▶ _EXERCISE INSTRUCTIONS_: Type out the complete listing below word for word, without its pictures.

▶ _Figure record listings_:
▬▬▬▬▬▬▬▬▬▬

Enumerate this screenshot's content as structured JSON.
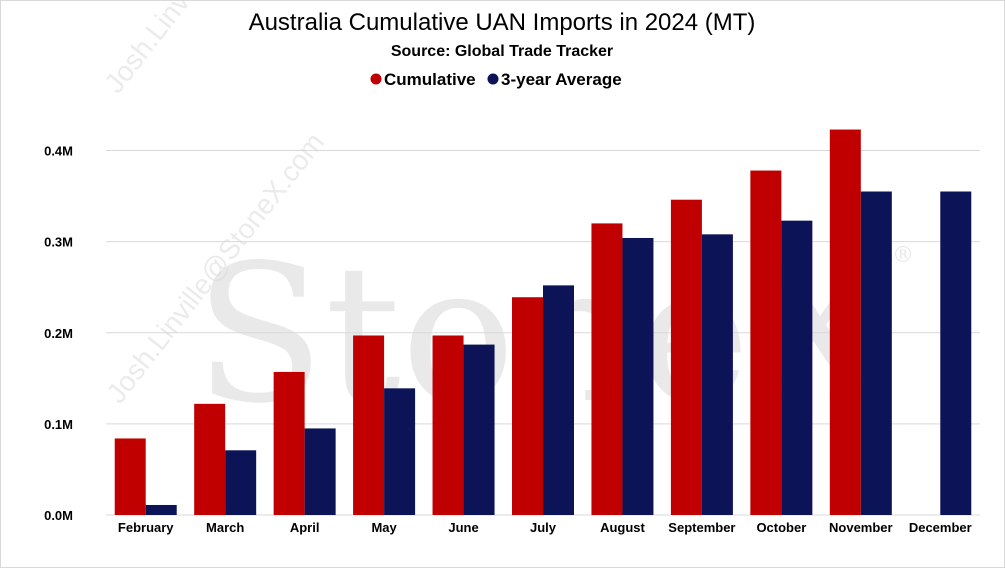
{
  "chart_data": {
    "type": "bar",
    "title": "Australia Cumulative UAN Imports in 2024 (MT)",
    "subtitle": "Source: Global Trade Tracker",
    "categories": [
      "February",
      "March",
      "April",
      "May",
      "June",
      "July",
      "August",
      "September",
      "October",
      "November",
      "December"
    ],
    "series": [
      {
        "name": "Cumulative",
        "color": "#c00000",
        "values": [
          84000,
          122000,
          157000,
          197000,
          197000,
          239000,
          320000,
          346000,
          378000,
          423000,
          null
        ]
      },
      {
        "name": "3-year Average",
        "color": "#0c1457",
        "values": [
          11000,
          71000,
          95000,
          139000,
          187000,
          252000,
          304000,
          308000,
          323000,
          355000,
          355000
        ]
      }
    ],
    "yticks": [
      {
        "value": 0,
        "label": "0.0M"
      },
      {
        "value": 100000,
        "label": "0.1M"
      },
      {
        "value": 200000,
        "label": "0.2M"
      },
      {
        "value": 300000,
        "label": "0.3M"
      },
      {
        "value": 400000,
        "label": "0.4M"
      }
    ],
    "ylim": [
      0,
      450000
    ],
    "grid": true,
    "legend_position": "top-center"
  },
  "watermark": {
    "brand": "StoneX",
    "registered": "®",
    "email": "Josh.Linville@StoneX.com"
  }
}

▬▬▬▬▬▬▬▬▬▬

▶ _EXERCISE RESULT_:
Enumerate this screenshot's content as structured JSON.
{
  "chart_data": {
    "type": "bar",
    "title": "Australia Cumulative UAN Imports in 2024 (MT)",
    "subtitle": "Source: Global Trade Tracker",
    "categories": [
      "February",
      "March",
      "April",
      "May",
      "June",
      "July",
      "August",
      "September",
      "October",
      "November",
      "December"
    ],
    "series": [
      {
        "name": "Cumulative",
        "color": "#c00000",
        "values": [
          84000,
          122000,
          157000,
          197000,
          197000,
          239000,
          320000,
          346000,
          378000,
          423000,
          null
        ]
      },
      {
        "name": "3-year Average",
        "color": "#0c1457",
        "values": [
          11000,
          71000,
          95000,
          139000,
          187000,
          252000,
          304000,
          308000,
          323000,
          355000,
          355000
        ]
      }
    ],
    "yticks": [
      {
        "value": 0,
        "label": "0.0M"
      },
      {
        "value": 100000,
        "label": "0.1M"
      },
      {
        "value": 200000,
        "label": "0.2M"
      },
      {
        "value": 300000,
        "label": "0.3M"
      },
      {
        "value": 400000,
        "label": "0.4M"
      }
    ],
    "ylim": [
      0,
      450000
    ],
    "grid": true,
    "legend_position": "top-center"
  },
  "watermark": {
    "brand": "StoneX",
    "registered": "®",
    "email": "Josh.Linville@StoneX.com"
  }
}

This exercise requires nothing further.